— BEGIN Information shown —
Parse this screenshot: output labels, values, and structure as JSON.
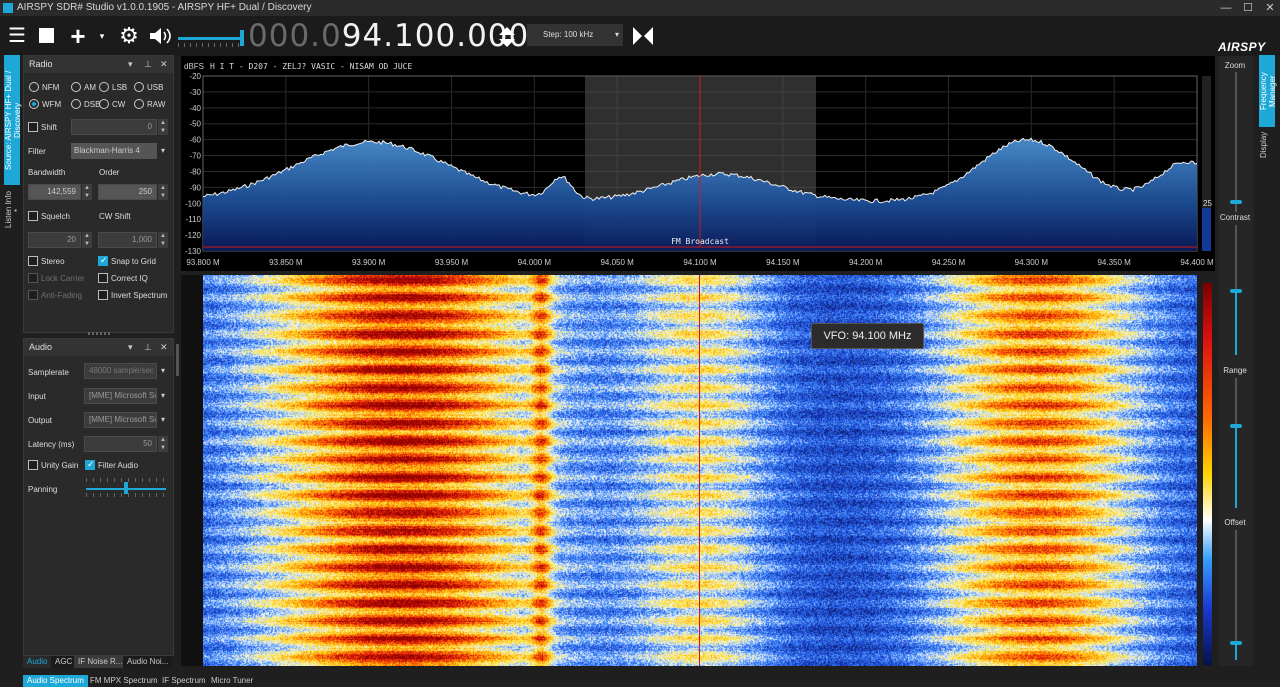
{
  "window": {
    "title": "AIRSPY SDR# Studio v1.0.0.1905 - AIRSPY HF+ Dual / Discovery",
    "minimize": "—",
    "maximize": "☐",
    "close": "✕"
  },
  "toolbar": {
    "freq_dim": "000.0",
    "freq_lit": "94.100.000",
    "step_label": "Step: 100 kHz",
    "brand": "AIRSPY"
  },
  "left_tabs": {
    "source": "Source: AIRSPY HF+ Dual / Discovery",
    "listen": "Listen Info *"
  },
  "right_tabs": {
    "freq_manager": "Frequency Manager",
    "display": "Display"
  },
  "radio_panel": {
    "title": "Radio",
    "modes": [
      "NFM",
      "AM",
      "LSB",
      "USB",
      "WFM",
      "DSB",
      "CW",
      "RAW"
    ],
    "selected_mode": "WFM",
    "shift_label": "Shift",
    "shift_value": "0",
    "filter_label": "Filter",
    "filter_value": "Blackman-Harris 4",
    "bandwidth_label": "Bandwidth",
    "bandwidth_value": "142,559",
    "order_label": "Order",
    "order_value": "250",
    "squelch_label": "Squelch",
    "squelch_value": "20",
    "cwshift_label": "CW Shift",
    "cwshift_value": "1,000",
    "stereo": "Stereo",
    "snap": "Snap to Grid",
    "lock_carrier": "Lock Carrier",
    "correct_iq": "Correct IQ",
    "anti_fading": "Anti-Fading",
    "invert": "Invert Spectrum"
  },
  "audio_panel": {
    "title": "Audio",
    "samplerate_label": "Samplerate",
    "samplerate_value": "48000 sample/sec",
    "input_label": "Input",
    "input_value": "[MME] Microsoft So",
    "output_label": "Output",
    "output_value": "[MME] Microsoft So",
    "latency_label": "Latency (ms)",
    "latency_value": "50",
    "unity": "Unity Gain",
    "filter_audio": "Filter Audio",
    "panning": "Panning"
  },
  "panel_tabs": [
    "Audio",
    "AGC",
    "IF Noise R...",
    "Audio Noi..."
  ],
  "bottom_tabs": [
    "Audio Spectrum",
    "FM MPX Spectrum",
    "IF Spectrum",
    "Micro Tuner"
  ],
  "spectrum": {
    "unit": "dBFS",
    "rds": "H I T - D207 - ZELJ? VASIC - NISAM OD JUCE",
    "y_ticks": [
      "-20",
      "-30",
      "-40",
      "-50",
      "-60",
      "-70",
      "-80",
      "-90",
      "-100",
      "-110",
      "-120",
      "-130"
    ],
    "x_ticks": [
      "93.800 M",
      "93.850 M",
      "93.900 M",
      "93.950 M",
      "94.000 M",
      "94.050 M",
      "94.100 M",
      "94.150 M",
      "94.200 M",
      "94.250 M",
      "94.300 M",
      "94.350 M",
      "94.400 M"
    ],
    "band_label": "FM Broadcast",
    "level_value": "25"
  },
  "right_panel": {
    "zoom": "Zoom",
    "contrast": "Contrast",
    "range": "Range",
    "offset": "Offset"
  },
  "vfo_tooltip": "VFO: 94.100 MHz",
  "colors": {
    "accent": "#1ea8d8",
    "vfo_line": "#d01818",
    "band_line": "#d01818"
  }
}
— END Information shown —
**Exercise description**: Exactly reproduce the entries above, minus the pictures.

**Task response**:
Parse this screenshot: output labels, values, and structure as JSON.
{
  "window": {
    "title": "AIRSPY SDR# Studio v1.0.0.1905 - AIRSPY HF+ Dual / Discovery",
    "minimize": "—",
    "maximize": "☐",
    "close": "✕"
  },
  "toolbar": {
    "freq_dim": "000.0",
    "freq_lit": "94.100.000",
    "step_label": "Step: 100 kHz",
    "brand": "AIRSPY"
  },
  "left_tabs": {
    "source": "Source: AIRSPY HF+ Dual / Discovery",
    "listen": "Listen Info *"
  },
  "right_tabs": {
    "freq_manager": "Frequency Manager",
    "display": "Display"
  },
  "radio_panel": {
    "title": "Radio",
    "modes": [
      "NFM",
      "AM",
      "LSB",
      "USB",
      "WFM",
      "DSB",
      "CW",
      "RAW"
    ],
    "selected_mode": "WFM",
    "shift_label": "Shift",
    "shift_value": "0",
    "filter_label": "Filter",
    "filter_value": "Blackman-Harris 4",
    "bandwidth_label": "Bandwidth",
    "bandwidth_value": "142,559",
    "order_label": "Order",
    "order_value": "250",
    "squelch_label": "Squelch",
    "squelch_value": "20",
    "cwshift_label": "CW Shift",
    "cwshift_value": "1,000",
    "stereo": "Stereo",
    "snap": "Snap to Grid",
    "lock_carrier": "Lock Carrier",
    "correct_iq": "Correct IQ",
    "anti_fading": "Anti-Fading",
    "invert": "Invert Spectrum"
  },
  "audio_panel": {
    "title": "Audio",
    "samplerate_label": "Samplerate",
    "samplerate_value": "48000 sample/sec",
    "input_label": "Input",
    "input_value": "[MME] Microsoft So",
    "output_label": "Output",
    "output_value": "[MME] Microsoft So",
    "latency_label": "Latency (ms)",
    "latency_value": "50",
    "unity": "Unity Gain",
    "filter_audio": "Filter Audio",
    "panning": "Panning"
  },
  "panel_tabs": [
    "Audio",
    "AGC",
    "IF Noise R...",
    "Audio Noi..."
  ],
  "bottom_tabs": [
    "Audio Spectrum",
    "FM MPX Spectrum",
    "IF Spectrum",
    "Micro Tuner"
  ],
  "spectrum": {
    "unit": "dBFS",
    "rds": "H I T - D207 - ZELJ? VASIC - NISAM OD JUCE",
    "y_ticks": [
      "-20",
      "-30",
      "-40",
      "-50",
      "-60",
      "-70",
      "-80",
      "-90",
      "-100",
      "-110",
      "-120",
      "-130"
    ],
    "x_ticks": [
      "93.800 M",
      "93.850 M",
      "93.900 M",
      "93.950 M",
      "94.000 M",
      "94.050 M",
      "94.100 M",
      "94.150 M",
      "94.200 M",
      "94.250 M",
      "94.300 M",
      "94.350 M",
      "94.400 M"
    ],
    "band_label": "FM Broadcast",
    "level_value": "25"
  },
  "right_panel": {
    "zoom": "Zoom",
    "contrast": "Contrast",
    "range": "Range",
    "offset": "Offset"
  },
  "vfo_tooltip": "VFO: 94.100 MHz",
  "colors": {
    "accent": "#1ea8d8",
    "vfo_line": "#d01818",
    "band_line": "#d01818"
  }
}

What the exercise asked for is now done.